Aim of the exercise
Repeat all of the material below exactly as written, images excluded.

══ Data

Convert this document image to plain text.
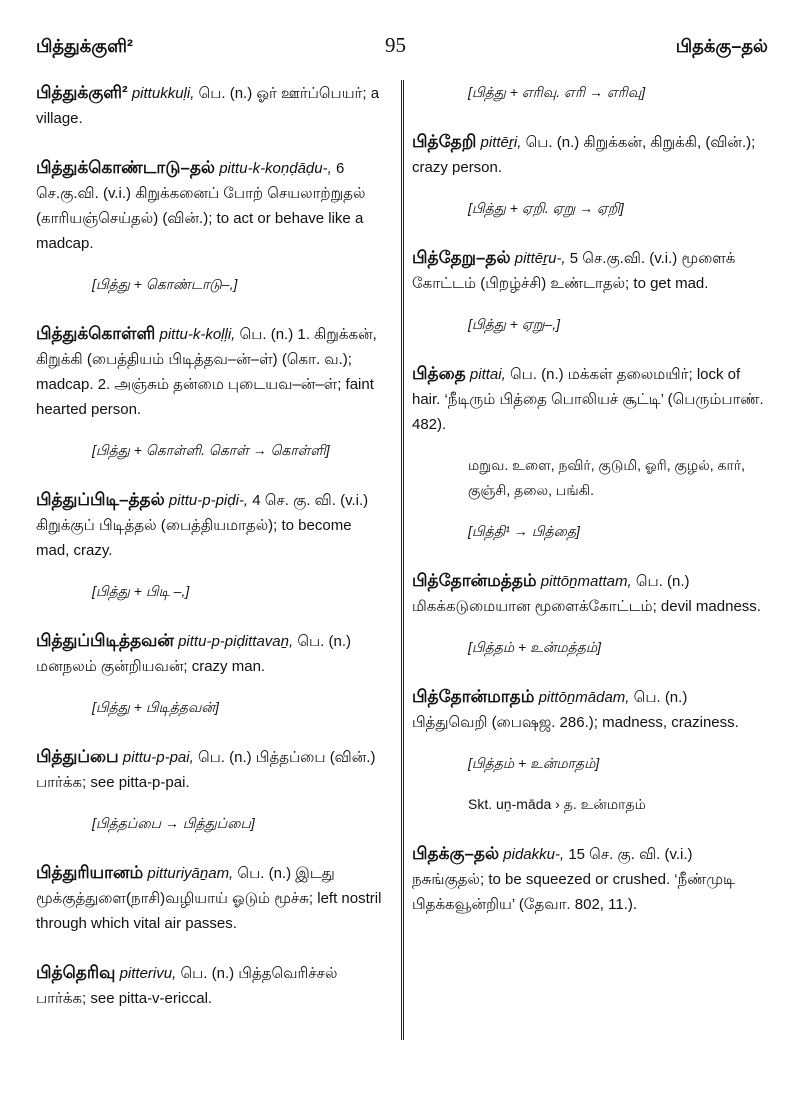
பித்துக்குளி²	95	பிதக்கு–தல்

பித்துக்குளி² pittukkuḷi, பெ. (n.) ஓர் ஊர்ப்பெயர்; a village.

பித்துக்கொண்டாடு–தல் pittu-k-koṇḍāḍu-, 6 செ.கு.வி. (v.i.) கிறுக்கனைப் போற் செயலாற்றுதல் (காரியஞ்செய்தல்) (வின்.); to act or behave like a madcap.

[பித்து + கொண்டாடு–,]

பித்துக்கொள்ளி pittu-k-koḷḷi, பெ. (n.) 1. கிறுக்கன், கிறுக்கி (பைத்தியம் பிடித்தவ–ன்–ள்) (கொ. வ.); madcap. 2. அஞ்சும் தன்மை புடையவ–ன்–ள்; faint hearted person.

[பித்து + கொள்ளி. கொள் → கொள்ளி]

பித்துப்பிடி–த்தல் pittu-p-piḍi-, 4 செ. கு. வி. (v.i.) கிறுக்குப் பிடித்தல் (பைத்தியமாதல்); to become mad, crazy.

[பித்து + பிடி –,]

பித்துப்பிடித்தவன் pittu-p-piḍittavaṉ, பெ. (n.) மனநலம் குன்றியவன்; crazy man.

[பித்து + பிடித்தவன்]

பித்துப்பை pittu-p-pai, பெ. (n.) பித்தப்பை (வின்.) பார்க்க; see pitta-p-pai.

[பித்தப்பை → பித்துப்பை]

பித்துரியானம் pitturiyāṉam, பெ. (n.) இடது மூக்குத்துளை(நாசி)வழியாய் ஓடும் மூச்சு; left nostril through which vital air passes.

பித்தெரிவு pitterivu, பெ. (n.) பித்தவெரிச்சல் பார்க்க; see pitta-v-ericcal.

[பித்து + எரிவு. எரி → எரிவு]

பித்தேறி pittēṟi, பெ. (n.) கிறுக்கன், கிறுக்கி, (வின்.); crazy person.

[பித்து + ஏறி. ஏறு → ஏறி]

பித்தேறு–தல் pittēṟu-, 5 செ.கு.வி. (v.i.) மூளைக் கோட்டம் (பிறழ்ச்சி) உண்டாதல்; to get mad.

[பித்து + ஏறு–,]

பித்தை pittai, பெ. (n.) மக்கள் தலைமயிர்; lock of hair. ‘நீடிரும் பித்தை பொலியச் சூட்டி’ (பெரும்பாண். 482).

மறுவ. உளை, நவிர், குடுமி, ஓரி, குழல், கார், குஞ்சி, தலை, பங்கி.

[பித்தி¹ → பித்தை]

பித்தோன்மத்தம் pittōṉmattam, பெ. (n.) மிகக்கடுமையான மூளைக்கோட்டம்; devil madness.

[பித்தம் + உன்மத்தம்]

பித்தோன்மாதம் pittōṉmādam, பெ. (n.) பித்துவெறி (பைஷஜ. 286.); madness, craziness.

[பித்தம் + உன்மாதம்]

Skt. uṉ-māda › த. உன்மாதம்

பிதக்கு–தல் pidakku-, 15 செ. கு. வி. (v.i.) நசுங்குதல்; to be squeezed or crushed. ‘நீண்முடி பிதக்கவூன்றிய’ (தேவா. 802, 11.).
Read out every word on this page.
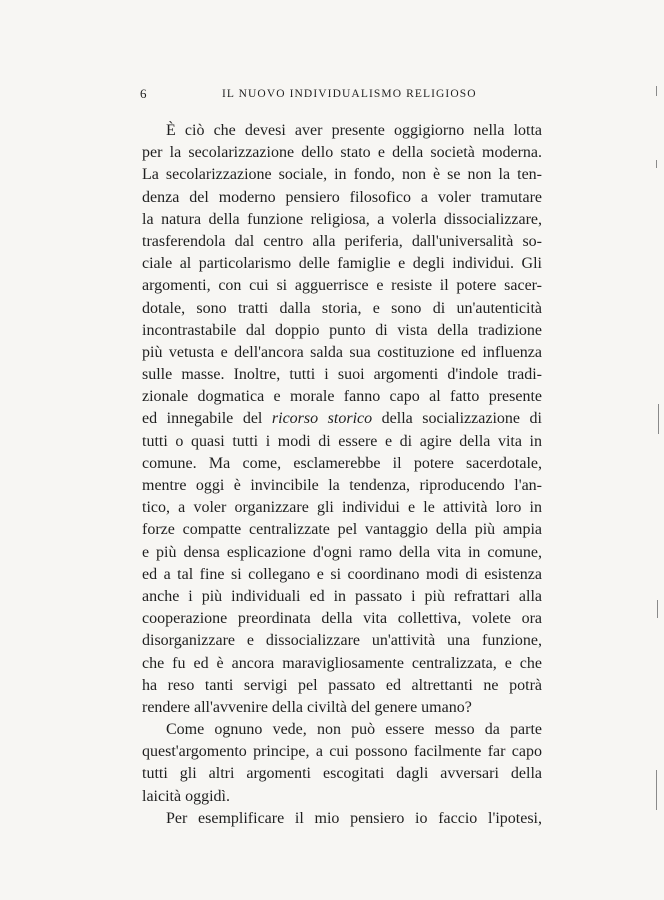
6	IL NUOVO INDIVIDUALISMO RELIGIOSO
È ciò che devesi aver presente oggigiorno nella lotta
per la secolarizzazione dello stato e della società moderna.
La secolarizzazione sociale, in fondo, non è se non la ten-
denza del moderno pensiero filosofico a voler tramutare
la natura della funzione religiosa, a volerla dissocializzare,
trasferendola dal centro alla periferia, dall'universalità so-
ciale al particolarismo delle famiglie e degli individui. Gli
argomenti, con cui si agguerrisce e resiste il potere sacer-
dotale, sono tratti dalla storia, e sono di un'autenticità
incontrastabile dal doppio punto di vista della tradizione
più vetusta e dell'ancora salda sua costituzione ed influenza
sulle masse. Inoltre, tutti i suoi argomenti d'indole tradi-
zionale dogmatica e morale fanno capo al fatto presente
ed innegabile del ricorso storico della socializzazione di
tutti o quasi tutti i modi di essere e di agire della vita in
comune. Ma come, esclamerebbe il potere sacerdotale,
mentre oggi è invincibile la tendenza, riproducendo l'an-
tico, a voler organizzare gli individui e le attività loro in
forze compatte centralizzate pel vantaggio della più ampia
e più densa esplicazione d'ogni ramo della vita in comune,
ed a tal fine si collegano e si coordinano modi di esistenza
anche i più individuali ed in passato i più refrattari alla
cooperazione preordinata della vita collettiva, volete ora
disorganizzare e dissocializzare un'attività una funzione,
che fu ed è ancora maravigliosamente centralizzata, e che
ha reso tanti servigi pel passato ed altrettanti ne potrà
rendere all'avvenire della civiltà del genere umano?
Come ognuno vede, non può essere messo da parte
quest'argomento principe, a cui possono facilmente far capo
tutti gli altri argomenti escogitati dagli avversari della
laicità oggidì.
Per esemplificare il mio pensiero io faccio l'ipotesi,
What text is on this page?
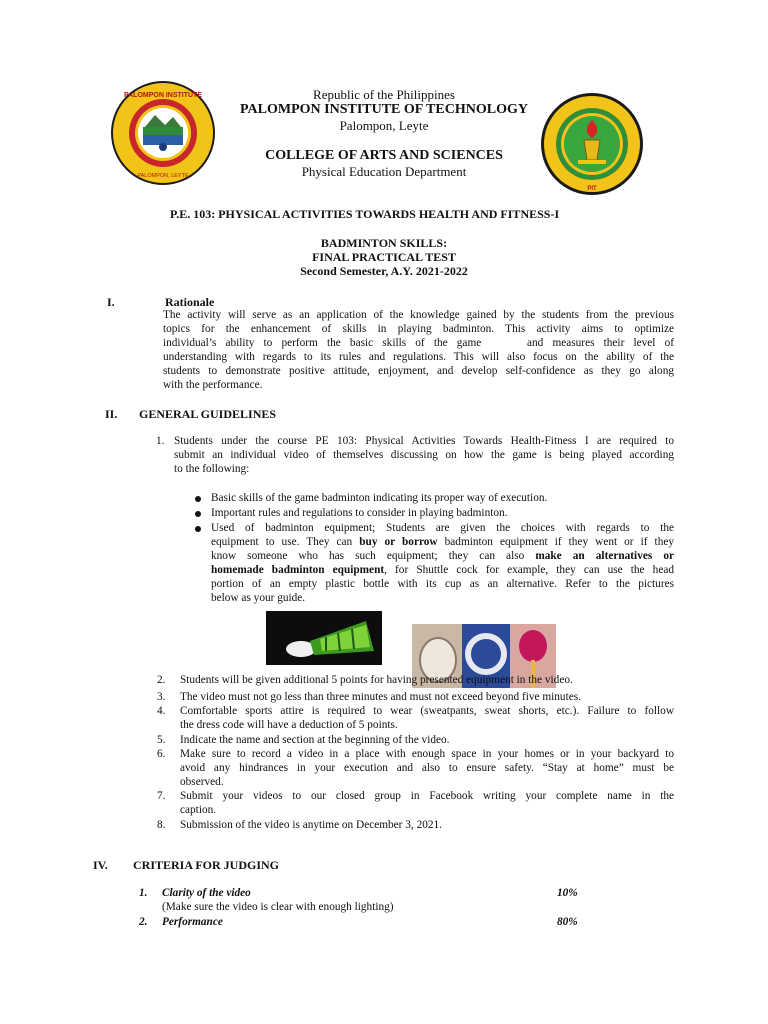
PALOMPON INSTITUTE
PALOMPON, LEYTE
PIT
Republic of the Philippines
PALOMPON INSTITUTE OF TECHNOLOGY
Palompon, Leyte
COLLEGE OF ARTS AND SCIENCES
Physical Education Department
P.E. 103: PHYSICAL ACTIVITIES TOWARDS HEALTH AND FITNESS-I
BADMINTON SKILLS:
FINAL PRACTICAL TEST
Second Semester, A.Y. 2021-2022
I.	Rationale
The activity will serve as an application of the knowledge gained by the students from the previous
topics for the enhancement of skills in playing badminton. This activity aims to optimize
individual’s ability to perform the basic skills of the game     and measures their level of
understanding with regards to its rules and regulations. This will also focus on the ability of the
students to demonstrate positive attitude, enjoyment, and develop self-confidence as they go along
with the performance.
II. GENERAL GUIDELINES
1. Students under the course PE 103: Physical Activities Towards Health-Fitness I are required to
submit an individual video of themselves discussing on how the game is being played according
to the following:
Basic skills of the game badminton indicating its proper way of execution.
Important rules and regulations to consider in playing badminton.
Used of badminton equipment; Students are given the choices with regards to the
equipment to use. They can buy or borrow badminton equipment if they went or if they
know someone who has such equipment; they can also make an alternatives or
homemade badminton equipment, for Shuttle cock for example, they can use the head
portion of an empty plastic bottle with its cup as an alternative. Refer to the pictures
below as your guide.
2. Students will be given additional 5 points for having presented equipment in the video.
3. The video must not go less than three minutes and must not exceed beyond five minutes.
4. Comfortable sports attire is required to wear (sweatpants, sweat shorts, etc.). Failure to follow
the dress code will have a deduction of 5 points.
5. Indicate the name and section at the beginning of the video.
6. Make sure to record a video in a place with enough space in your homes or in your backyard to
avoid any hindrances in your execution and also to ensure safety. “Stay at home” must be
observed.
7. Submit your videos to our closed group in Facebook writing your complete name in the
caption.
8. Submission of the video is anytime on December 3, 2021.
IV. CRITERIA FOR JUDGING
1. Clarity of the video	10%
(Make sure the video is clear with enough lighting)
2. Performance	80%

════

Response to this task
Convert this document image to plain text.
பித்துக்குளி²	95	பிதக்கு–தல்

பித்துக்குளி² pittukkuḷi, பெ. (n.) ஓர் ஊர்ப்பெயர்; a village.

பித்துக்கொண்டாடு–தல் pittu-k-koṇḍāḍu-, 6 செ.கு.வி. (v.i.) கிறுக்கனைப் போற் செயலாற்றுதல் (காரியஞ்செய்தல்) (வின்.); to act or behave like a madcap.

[பித்து + கொண்டாடு–,]

பித்துக்கொள்ளி pittu-k-koḷḷi, பெ. (n.) 1. கிறுக்கன், கிறுக்கி (பைத்தியம் பிடித்தவ–ன்–ள்) (கொ. வ.); madcap. 2. அஞ்சும் தன்மை புடையவ–ன்–ள்; faint hearted person.

[பித்து + கொள்ளி. கொள் → கொள்ளி]

பித்துப்பிடி–த்தல் pittu-p-piḍi-, 4 செ. கு. வி. (v.i.) கிறுக்குப் பிடித்தல் (பைத்தியமாதல்); to become mad, crazy.

[பித்து + பிடி –,]

பித்துப்பிடித்தவன் pittu-p-piḍittavaṉ, பெ. (n.) மனநலம் குன்றியவன்; crazy man.

[பித்து + பிடித்தவன்]

பித்துப்பை pittu-p-pai, பெ. (n.) பித்தப்பை (வின்.) பார்க்க; see pitta-p-pai.

[பித்தப்பை → பித்துப்பை]

பித்துரியானம் pitturiyāṉam, பெ. (n.) இடது மூக்குத்துளை(நாசி)வழியாய் ஓடும் மூச்சு; left nostril through which vital air passes.

பித்தெரிவு pitterivu, பெ. (n.) பித்தவெரிச்சல் பார்க்க; see pitta-v-ericcal.

[பித்து + எரிவு. எரி → எரிவு]

பித்தேறி pittēṟi, பெ. (n.) கிறுக்கன், கிறுக்கி, (வின்.); crazy person.

[பித்து + ஏறி. ஏறு → ஏறி]

பித்தேறு–தல் pittēṟu-, 5 செ.கு.வி. (v.i.) மூளைக் கோட்டம் (பிறழ்ச்சி) உண்டாதல்; to get mad.

[பித்து + ஏறு–,]

பித்தை pittai, பெ. (n.) மக்கள் தலைமயிர்; lock of hair. ‘நீடிரும் பித்தை பொலியச் சூட்டி’ (பெரும்பாண். 482).

மறுவ. உளை, நவிர், குடுமி, ஓரி, குழல், கார், குஞ்சி, தலை, பங்கி.

[பித்தி¹ → பித்தை]

பித்தோன்மத்தம் pittōṉmattam, பெ. (n.) மிகக்கடுமையான மூளைக்கோட்டம்; devil madness.

[பித்தம் + உன்மத்தம்]

பித்தோன்மாதம் pittōṉmādam, பெ. (n.) பித்துவெறி (பைஷஜ. 286.); madness, craziness.

[பித்தம் + உன்மாதம்]

Skt. uṉ-māda › த. உன்மாதம்

பிதக்கு–தல் pidakku-, 15 செ. கு. வி. (v.i.) நசுங்குதல்; to be squeezed or crushed. ‘நீண்முடி பிதக்கவூன்றிய’ (தேவா. 802, 11.).
Read out every word on this page.
6	IL NUOVO INDIVIDUALISMO RELIGIOSO
È ciò che devesi aver presente oggigiorno nella lotta
per la secolarizzazione dello stato e della società moderna.
La secolarizzazione sociale, in fondo, non è se non la ten-
denza del moderno pensiero filosofico a voler tramutare
la natura della funzione religiosa, a volerla dissocializzare,
trasferendola dal centro alla periferia, dall'universalità so-
ciale al particolarismo delle famiglie e degli individui. Gli
argomenti, con cui si agguerrisce e resiste il potere sacer-
dotale, sono tratti dalla storia, e sono di un'autenticità
incontrastabile dal doppio punto di vista della tradizione
più vetusta e dell'ancora salda sua costituzione ed influenza
sulle masse. Inoltre, tutti i suoi argomenti d'indole tradi-
zionale dogmatica e morale fanno capo al fatto presente
ed innegabile del ricorso storico della socializzazione di
tutti o quasi tutti i modi di essere e di agire della vita in
comune. Ma come, esclamerebbe il potere sacerdotale,
mentre oggi è invincibile la tendenza, riproducendo l'an-
tico, a voler organizzare gli individui e le attività loro in
forze compatte centralizzate pel vantaggio della più ampia
e più densa esplicazione d'ogni ramo della vita in comune,
ed a tal fine si collegano e si coordinano modi di esistenza
anche i più individuali ed in passato i più refrattari alla
cooperazione preordinata della vita collettiva, volete ora
disorganizzare e dissocializzare un'attività una funzione,
che fu ed è ancora maravigliosamente centralizzata, e che
ha reso tanti servigi pel passato ed altrettanti ne potrà
rendere all'avvenire della civiltà del genere umano?
Come ognuno vede, non può essere messo da parte
quest'argomento principe, a cui possono facilmente far capo
tutti gli altri argomenti escogitati dagli avversari della
laicità oggidì.
Per esemplificare il mio pensiero io faccio l'ipotesi,
What text is on this page?
PALOMPON INSTITUTE
PALOMPON, LEYTE
PIT
Republic of the Philippines
PALOMPON INSTITUTE OF TECHNOLOGY
Palompon, Leyte
COLLEGE OF ARTS AND SCIENCES
Physical Education Department
P.E. 103: PHYSICAL ACTIVITIES TOWARDS HEALTH AND FITNESS-I
BADMINTON SKILLS:
FINAL PRACTICAL TEST
Second Semester, A.Y. 2021-2022
I.	Rationale
The activity will serve as an application of the knowledge gained by the students from the previous
topics for the enhancement of skills in playing badminton. This activity aims to optimize
individual’s ability to perform the basic skills of the game     and measures their level of
understanding with regards to its rules and regulations. This will also focus on the ability of the
students to demonstrate positive attitude, enjoyment, and develop self-confidence as they go along
with the performance.
II. GENERAL GUIDELINES
1. Students under the course PE 103: Physical Activities Towards Health-Fitness I are required to
submit an individual video of themselves discussing on how the game is being played according
to the following:
Basic skills of the game badminton indicating its proper way of execution.
Important rules and regulations to consider in playing badminton.
Used of badminton equipment; Students are given the choices with regards to the
equipment to use. They can buy or borrow badminton equipment if they went or if they
know someone who has such equipment; they can also make an alternatives or
homemade badminton equipment, for Shuttle cock for example, they can use the head
portion of an empty plastic bottle with its cup as an alternative. Refer to the pictures
below as your guide.
2. Students will be given additional 5 points for having presented equipment in the video.
3. The video must not go less than three minutes and must not exceed beyond five minutes.
4. Comfortable sports attire is required to wear (sweatpants, sweat shorts, etc.). Failure to follow
the dress code will have a deduction of 5 points.
5. Indicate the name and section at the beginning of the video.
6. Make sure to record a video in a place with enough space in your homes or in your backyard to
avoid any hindrances in your execution and also to ensure safety. “Stay at home” must be
observed.
7. Submit your videos to our closed group in Facebook writing your complete name in the
caption.
8. Submission of the video is anytime on December 3, 2021.
IV. CRITERIA FOR JUDGING
1. Clarity of the video	10%
(Make sure the video is clear with enough lighting)
2. Performance	80%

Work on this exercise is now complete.